───── Text passage
Photo by Kentaro Toma/Unsplash/Alamy
The bare necessities.
A class of high school students in Boston, Massachusetts, weren’t expecting to be transported to their field trip via a decked-out stripper bus, but it was a ride they’ll never forget.
The bus was your regular stripper bus, coming with a pole and neon LED lights. However, the class teacher was disgruntled with the education system about how this experience happened in the first place. The 11th-grade Advanced Placement Language and Composition teacher Jim Mayers from Brookie Charter High School said that the original charter bus had fallen through in a since-deleted tweet reported by Mass Live on Monday.
“It is a funny story, but there actually is a real bus shortage, and it speaks to major flaws in our education system,” he said in another tweet while confirming that the field trip was a success. Mayers’ original recently deleted tweet went viral, and many found it hilarious to see these students get from point A to B through a stripper bus. That said, he is now using the attention received from the initial tweet to shine a light on the educational inequities and other issues that the country’s schools are facing on a day-to-day basis.
──────────
→ Complete the following
1. Using the field trip article, answer these:
(a) In which city and state were the high school students?
(b) What did the bus come with?
(c) Which outlet reported the since-deleted tweet?
2. Extract the portion of the field trip article between "The bus was" and "Live on Monday.", inclusive.
The listing that comes next is separate material, unconnected to the field trip article.
───── Excerpted data
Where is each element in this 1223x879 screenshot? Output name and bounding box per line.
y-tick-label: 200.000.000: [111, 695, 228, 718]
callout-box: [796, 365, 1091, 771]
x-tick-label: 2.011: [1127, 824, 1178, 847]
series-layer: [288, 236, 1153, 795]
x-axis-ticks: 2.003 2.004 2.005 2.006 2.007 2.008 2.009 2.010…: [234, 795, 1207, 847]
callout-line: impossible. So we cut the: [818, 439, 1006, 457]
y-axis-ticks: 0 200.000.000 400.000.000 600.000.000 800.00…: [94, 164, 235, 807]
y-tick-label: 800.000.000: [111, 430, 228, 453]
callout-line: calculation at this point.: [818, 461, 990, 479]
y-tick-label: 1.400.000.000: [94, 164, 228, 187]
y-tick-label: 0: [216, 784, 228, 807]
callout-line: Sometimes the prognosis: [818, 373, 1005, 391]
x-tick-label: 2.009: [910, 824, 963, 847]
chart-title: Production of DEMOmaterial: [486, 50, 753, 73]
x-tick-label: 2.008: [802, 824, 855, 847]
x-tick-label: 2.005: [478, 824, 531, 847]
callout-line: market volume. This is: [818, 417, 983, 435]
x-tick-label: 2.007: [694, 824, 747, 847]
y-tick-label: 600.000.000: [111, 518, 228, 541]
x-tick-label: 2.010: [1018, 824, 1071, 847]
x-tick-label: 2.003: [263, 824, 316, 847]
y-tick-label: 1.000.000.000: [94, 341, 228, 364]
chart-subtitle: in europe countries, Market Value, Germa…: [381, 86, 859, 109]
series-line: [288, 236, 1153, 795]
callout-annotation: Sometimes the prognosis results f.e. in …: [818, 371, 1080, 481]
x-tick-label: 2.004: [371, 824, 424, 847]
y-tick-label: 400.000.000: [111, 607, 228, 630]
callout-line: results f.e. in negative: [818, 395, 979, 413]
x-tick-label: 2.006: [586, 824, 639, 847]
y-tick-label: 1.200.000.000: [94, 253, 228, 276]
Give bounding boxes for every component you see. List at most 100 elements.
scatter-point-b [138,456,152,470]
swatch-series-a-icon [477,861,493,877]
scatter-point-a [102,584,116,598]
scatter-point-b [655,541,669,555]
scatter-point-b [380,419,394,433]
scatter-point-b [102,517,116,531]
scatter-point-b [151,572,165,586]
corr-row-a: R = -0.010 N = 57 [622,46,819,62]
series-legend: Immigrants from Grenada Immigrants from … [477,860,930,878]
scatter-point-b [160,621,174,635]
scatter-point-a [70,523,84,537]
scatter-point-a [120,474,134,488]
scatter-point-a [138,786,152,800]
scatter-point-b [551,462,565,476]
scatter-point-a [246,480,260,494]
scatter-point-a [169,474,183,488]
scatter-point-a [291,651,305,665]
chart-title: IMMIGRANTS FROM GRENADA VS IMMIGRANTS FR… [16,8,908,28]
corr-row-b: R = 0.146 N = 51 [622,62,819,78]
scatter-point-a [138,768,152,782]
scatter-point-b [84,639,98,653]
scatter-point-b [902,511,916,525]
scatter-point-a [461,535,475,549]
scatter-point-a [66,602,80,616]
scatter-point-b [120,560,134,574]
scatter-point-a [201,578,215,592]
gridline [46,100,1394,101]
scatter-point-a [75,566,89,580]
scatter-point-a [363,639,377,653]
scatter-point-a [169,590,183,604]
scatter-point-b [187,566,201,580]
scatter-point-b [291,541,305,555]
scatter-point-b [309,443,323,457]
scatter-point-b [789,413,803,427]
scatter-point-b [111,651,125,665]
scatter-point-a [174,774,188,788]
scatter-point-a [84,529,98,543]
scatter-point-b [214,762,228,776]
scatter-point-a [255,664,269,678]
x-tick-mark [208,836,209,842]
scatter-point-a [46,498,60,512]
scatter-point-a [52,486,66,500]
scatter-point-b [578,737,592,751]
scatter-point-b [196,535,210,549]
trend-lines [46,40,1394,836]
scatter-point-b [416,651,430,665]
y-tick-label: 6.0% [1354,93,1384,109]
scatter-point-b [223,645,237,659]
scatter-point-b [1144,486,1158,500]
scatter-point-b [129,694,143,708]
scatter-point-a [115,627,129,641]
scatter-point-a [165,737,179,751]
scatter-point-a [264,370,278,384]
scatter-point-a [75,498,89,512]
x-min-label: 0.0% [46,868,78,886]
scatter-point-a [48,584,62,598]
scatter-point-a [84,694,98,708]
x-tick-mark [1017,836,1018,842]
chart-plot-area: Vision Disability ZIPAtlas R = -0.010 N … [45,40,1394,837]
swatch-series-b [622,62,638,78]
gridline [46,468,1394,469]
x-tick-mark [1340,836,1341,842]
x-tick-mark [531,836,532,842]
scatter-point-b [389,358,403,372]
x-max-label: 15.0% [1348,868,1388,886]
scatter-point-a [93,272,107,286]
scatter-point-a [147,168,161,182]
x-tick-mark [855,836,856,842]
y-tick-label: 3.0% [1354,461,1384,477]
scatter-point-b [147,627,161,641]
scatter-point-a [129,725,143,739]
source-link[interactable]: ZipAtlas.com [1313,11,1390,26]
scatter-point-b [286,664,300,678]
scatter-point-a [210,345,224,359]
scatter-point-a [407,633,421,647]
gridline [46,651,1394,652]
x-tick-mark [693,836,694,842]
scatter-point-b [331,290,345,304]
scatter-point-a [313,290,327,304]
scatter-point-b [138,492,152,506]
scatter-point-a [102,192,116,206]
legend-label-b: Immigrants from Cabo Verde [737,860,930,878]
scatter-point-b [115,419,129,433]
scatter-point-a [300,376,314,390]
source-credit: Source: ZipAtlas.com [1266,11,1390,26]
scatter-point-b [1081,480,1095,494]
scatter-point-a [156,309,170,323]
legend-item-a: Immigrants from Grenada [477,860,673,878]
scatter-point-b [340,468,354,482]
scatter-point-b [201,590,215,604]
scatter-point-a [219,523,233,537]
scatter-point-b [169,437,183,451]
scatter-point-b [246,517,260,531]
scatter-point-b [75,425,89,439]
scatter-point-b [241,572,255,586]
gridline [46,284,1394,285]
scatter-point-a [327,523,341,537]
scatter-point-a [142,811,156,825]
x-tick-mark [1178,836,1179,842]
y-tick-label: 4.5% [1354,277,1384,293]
──────────
→ Solved tasks
1.
(a) Boston, Massachusetts
(b) A pole and neon LED lights
(c) Mass Live

2.
The bus was your regular stripper bus, coming with a pole and neon LED lights. However, the class teacher was disgruntled with the education system about how this experience happened in the first place. The 11th-grade Advanced Placement Language and Composition teacher Jim Mayers from Brookie Charter High School said that the original charter bus had fallen through in a since-deleted tweet reported by Mass Live on Monday.